(begin)

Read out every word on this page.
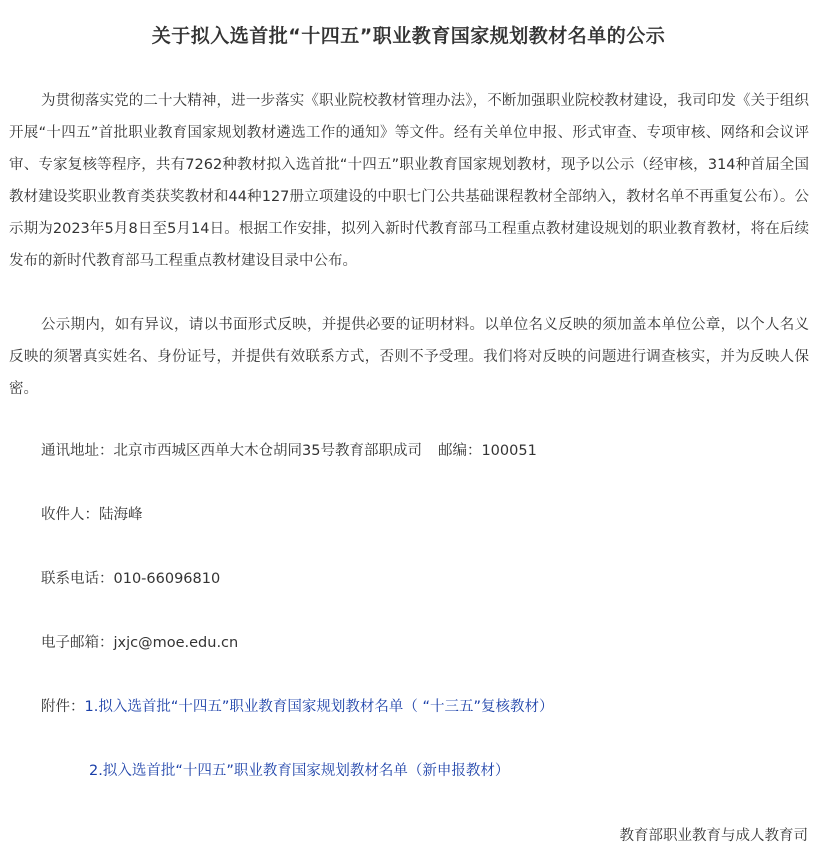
关于拟入选首批“十四五”职业教育国家规划教材名单的公示

为贯彻落实党的二十大精神，进一步落实《职业院校教材管理办法》，不断加强职业院校教材建设，我司印发《关于组织开展“十四五”首批职业教育国家规划教材遴选工作的通知》等文件。经有关单位申报、形式审查、专项审核、网络和会议评审、专家复核等程序，共有7262种教材拟入选首批“十四五”职业教育国家规划教材，现予以公示（经审核，314种首届全国教材建设奖职业教育类获奖教材和44种127册立项建设的中职七门公共基础课程教材全部纳入，教材名单不再重复公布）。公示期为2023年5月8日至5月14日。根据工作安排，拟列入新时代教育部马工程重点教材建设规划的职业教育教材，将在后续发布的新时代教育部马工程重点教材建设目录中公布。

公示期内，如有异议，请以书面形式反映，并提供必要的证明材料。以单位名义反映的须加盖本单位公章，以个人名义反映的须署真实姓名、身份证号，并提供有效联系方式，否则不予受理。我们将对反映的问题进行调查核实，并为反映人保密。

通讯地址：北京市西城区西单大木仓胡同35号教育部职成司 邮编：100051
收件人：陆海峰
联系电话：010-66096810
电子邮箱：jxjc@moe.edu.cn
附件：1.拟入选首批“十四五”职业教育国家规划教材名单（ “十三五”复核教材）
2.拟入选首批“十四五”职业教育国家规划教材名单（新申报教材）
教育部职业教育与成人教育司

(end)

▸ **Written exercise**: Transcribe each entry precisely as given, leaving the pictures out.

▸ **Solution to this problem**:
Read out every word on this page.
关于拟入选首批“十四五”职业教育国家规划教材名单的公示

为贯彻落实党的二十大精神，进一步落实《职业院校教材管理办法》，不断加强职业院校教材建设，我司印发《关于组织开展“十四五”首批职业教育国家规划教材遴选工作的通知》等文件。经有关单位申报、形式审查、专项审核、网络和会议评审、专家复核等程序，共有7262种教材拟入选首批“十四五”职业教育国家规划教材，现予以公示（经审核，314种首届全国教材建设奖职业教育类获奖教材和44种127册立项建设的中职七门公共基础课程教材全部纳入，教材名单不再重复公布）。公示期为2023年5月8日至5月14日。根据工作安排，拟列入新时代教育部马工程重点教材建设规划的职业教育教材，将在后续发布的新时代教育部马工程重点教材建设目录中公布。

公示期内，如有异议，请以书面形式反映，并提供必要的证明材料。以单位名义反映的须加盖本单位公章，以个人名义反映的须署真实姓名、身份证号，并提供有效联系方式，否则不予受理。我们将对反映的问题进行调查核实，并为反映人保密。

通讯地址：北京市西城区西单大木仓胡同35号教育部职成司 邮编：100051
收件人：陆海峰
联系电话：010-66096810
电子邮箱：jxjc@moe.edu.cn
附件：1.拟入选首批“十四五”职业教育国家规划教材名单（ “十三五”复核教材）
2.拟入选首批“十四五”职业教育国家规划教材名单（新申报教材）
教育部职业教育与成人教育司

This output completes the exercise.